Dataset items:
++++++++++++++++++++

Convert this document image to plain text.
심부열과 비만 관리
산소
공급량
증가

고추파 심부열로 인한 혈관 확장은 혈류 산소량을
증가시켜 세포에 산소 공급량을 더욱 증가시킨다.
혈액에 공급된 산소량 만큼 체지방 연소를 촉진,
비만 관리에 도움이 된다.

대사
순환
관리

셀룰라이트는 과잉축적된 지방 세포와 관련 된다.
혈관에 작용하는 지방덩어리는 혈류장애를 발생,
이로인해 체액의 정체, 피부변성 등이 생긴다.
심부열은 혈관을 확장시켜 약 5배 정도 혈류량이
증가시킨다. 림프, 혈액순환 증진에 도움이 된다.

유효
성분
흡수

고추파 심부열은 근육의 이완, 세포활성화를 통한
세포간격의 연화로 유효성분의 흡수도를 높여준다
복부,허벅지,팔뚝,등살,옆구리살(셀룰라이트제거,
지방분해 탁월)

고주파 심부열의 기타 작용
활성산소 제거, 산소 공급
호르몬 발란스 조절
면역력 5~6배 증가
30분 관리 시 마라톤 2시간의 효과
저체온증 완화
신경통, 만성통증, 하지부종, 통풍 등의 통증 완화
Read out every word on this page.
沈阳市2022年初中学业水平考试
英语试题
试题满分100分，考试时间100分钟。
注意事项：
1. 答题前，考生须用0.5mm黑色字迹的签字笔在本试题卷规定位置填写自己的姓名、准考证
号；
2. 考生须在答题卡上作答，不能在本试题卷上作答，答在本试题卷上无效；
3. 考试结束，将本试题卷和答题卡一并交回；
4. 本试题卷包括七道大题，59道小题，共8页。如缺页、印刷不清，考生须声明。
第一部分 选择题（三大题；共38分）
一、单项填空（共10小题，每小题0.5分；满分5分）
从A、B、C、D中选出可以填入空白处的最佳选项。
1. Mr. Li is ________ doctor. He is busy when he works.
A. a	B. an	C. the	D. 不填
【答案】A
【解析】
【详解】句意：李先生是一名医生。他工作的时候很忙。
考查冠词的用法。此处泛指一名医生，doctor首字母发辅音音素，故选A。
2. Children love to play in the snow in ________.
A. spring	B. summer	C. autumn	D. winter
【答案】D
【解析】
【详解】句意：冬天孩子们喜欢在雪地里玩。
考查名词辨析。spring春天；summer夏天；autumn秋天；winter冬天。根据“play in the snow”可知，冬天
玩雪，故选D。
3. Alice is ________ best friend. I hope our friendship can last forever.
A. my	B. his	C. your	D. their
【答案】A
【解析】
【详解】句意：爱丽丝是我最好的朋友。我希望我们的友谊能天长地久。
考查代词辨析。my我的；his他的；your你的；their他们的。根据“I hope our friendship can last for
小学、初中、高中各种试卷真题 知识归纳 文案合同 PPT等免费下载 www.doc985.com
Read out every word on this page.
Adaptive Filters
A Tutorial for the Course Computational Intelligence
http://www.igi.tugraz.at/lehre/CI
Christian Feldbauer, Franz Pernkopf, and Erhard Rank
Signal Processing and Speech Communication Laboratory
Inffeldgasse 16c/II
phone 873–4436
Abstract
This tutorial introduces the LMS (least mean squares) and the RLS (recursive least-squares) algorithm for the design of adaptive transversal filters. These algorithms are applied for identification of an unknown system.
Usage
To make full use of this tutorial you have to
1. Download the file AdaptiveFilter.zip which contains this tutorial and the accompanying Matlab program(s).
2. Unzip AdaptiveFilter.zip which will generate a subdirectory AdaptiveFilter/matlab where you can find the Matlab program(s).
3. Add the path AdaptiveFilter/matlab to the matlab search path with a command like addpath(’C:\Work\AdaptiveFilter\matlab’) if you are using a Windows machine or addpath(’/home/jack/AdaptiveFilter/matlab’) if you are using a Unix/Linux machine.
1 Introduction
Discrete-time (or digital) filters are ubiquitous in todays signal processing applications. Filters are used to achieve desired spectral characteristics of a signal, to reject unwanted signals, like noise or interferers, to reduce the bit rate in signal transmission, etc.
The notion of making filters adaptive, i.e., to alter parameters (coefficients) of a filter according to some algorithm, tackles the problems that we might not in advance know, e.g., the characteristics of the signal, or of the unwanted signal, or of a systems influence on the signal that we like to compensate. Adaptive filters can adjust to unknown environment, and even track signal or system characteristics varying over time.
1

++++++++++++++++++++

> Short exercise
Set down the entries verbatim, leaving none out.

> Response to this task
Convert this document image to plain text.
심부열과 비만 관리
산소
공급량
증가

고추파 심부열로 인한 혈관 확장은 혈류 산소량을
증가시켜 세포에 산소 공급량을 더욱 증가시킨다.
혈액에 공급된 산소량 만큼 체지방 연소를 촉진,
비만 관리에 도움이 된다.

대사
순환
관리

셀룰라이트는 과잉축적된 지방 세포와 관련 된다.
혈관에 작용하는 지방덩어리는 혈류장애를 발생,
이로인해 체액의 정체, 피부변성 등이 생긴다.
심부열은 혈관을 확장시켜 약 5배 정도 혈류량이
증가시킨다. 림프, 혈액순환 증진에 도움이 된다.

유효
성분
흡수

고추파 심부열은 근육의 이완, 세포활성화를 통한
세포간격의 연화로 유효성분의 흡수도를 높여준다
복부,허벅지,팔뚝,등살,옆구리살(셀룰라이트제거,
지방분해 탁월)

고주파 심부열의 기타 작용
활성산소 제거, 산소 공급
호르몬 발란스 조절
면역력 5~6배 증가
30분 관리 시 마라톤 2시간의 효과
저체온증 완화
신경통, 만성통증, 하지부종, 통풍 등의 통증 완화
Read out every word on this page.
沈阳市2022年初中学业水平考试
英语试题
试题满分100分，考试时间100分钟。
注意事项：
1. 答题前，考生须用0.5mm黑色字迹的签字笔在本试题卷规定位置填写自己的姓名、准考证
号；
2. 考生须在答题卡上作答，不能在本试题卷上作答，答在本试题卷上无效；
3. 考试结束，将本试题卷和答题卡一并交回；
4. 本试题卷包括七道大题，59道小题，共8页。如缺页、印刷不清，考生须声明。
第一部分 选择题（三大题；共38分）
一、单项填空（共10小题，每小题0.5分；满分5分）
从A、B、C、D中选出可以填入空白处的最佳选项。
1. Mr. Li is ________ doctor. He is busy when he works.
A. a	B. an	C. the	D. 不填
【答案】A
【解析】
【详解】句意：李先生是一名医生。他工作的时候很忙。
考查冠词的用法。此处泛指一名医生，doctor首字母发辅音音素，故选A。
2. Children love to play in the snow in ________.
A. spring	B. summer	C. autumn	D. winter
【答案】D
【解析】
【详解】句意：冬天孩子们喜欢在雪地里玩。
考查名词辨析。spring春天；summer夏天；autumn秋天；winter冬天。根据“play in the snow”可知，冬天
玩雪，故选D。
3. Alice is ________ best friend. I hope our friendship can last forever.
A. my	B. his	C. your	D. their
【答案】A
【解析】
【详解】句意：爱丽丝是我最好的朋友。我希望我们的友谊能天长地久。
考查代词辨析。my我的；his他的；your你的；their他们的。根据“I hope our friendship can last for
小学、初中、高中各种试卷真题 知识归纳 文案合同 PPT等免费下载 www.doc985.com
Read out every word on this page.
Adaptive Filters
A Tutorial for the Course Computational Intelligence
http://www.igi.tugraz.at/lehre/CI
Christian Feldbauer, Franz Pernkopf, and Erhard Rank
Signal Processing and Speech Communication Laboratory
Inffeldgasse 16c/II
phone 873–4436
Abstract
This tutorial introduces the LMS (least mean squares) and the RLS (recursive least-squares) algorithm for the design of adaptive transversal filters. These algorithms are applied for identification of an unknown system.
Usage
To make full use of this tutorial you have to
1. Download the file AdaptiveFilter.zip which contains this tutorial and the accompanying Matlab program(s).
2. Unzip AdaptiveFilter.zip which will generate a subdirectory AdaptiveFilter/matlab where you can find the Matlab program(s).
3. Add the path AdaptiveFilter/matlab to the matlab search path with a command like addpath(’C:\Work\AdaptiveFilter\matlab’) if you are using a Windows machine or addpath(’/home/jack/AdaptiveFilter/matlab’) if you are using a Unix/Linux machine.
1 Introduction
Discrete-time (or digital) filters are ubiquitous in todays signal processing applications. Filters are used to achieve desired spectral characteristics of a signal, to reject unwanted signals, like noise or interferers, to reduce the bit rate in signal transmission, etc.
The notion of making filters adaptive, i.e., to alter parameters (coefficients) of a filter according to some algorithm, tackles the problems that we might not in advance know, e.g., the characteristics of the signal, or of the unwanted signal, or of a systems influence on the signal that we like to compensate. Adaptive filters can adjust to unknown environment, and even track signal or system characteristics varying over time.
1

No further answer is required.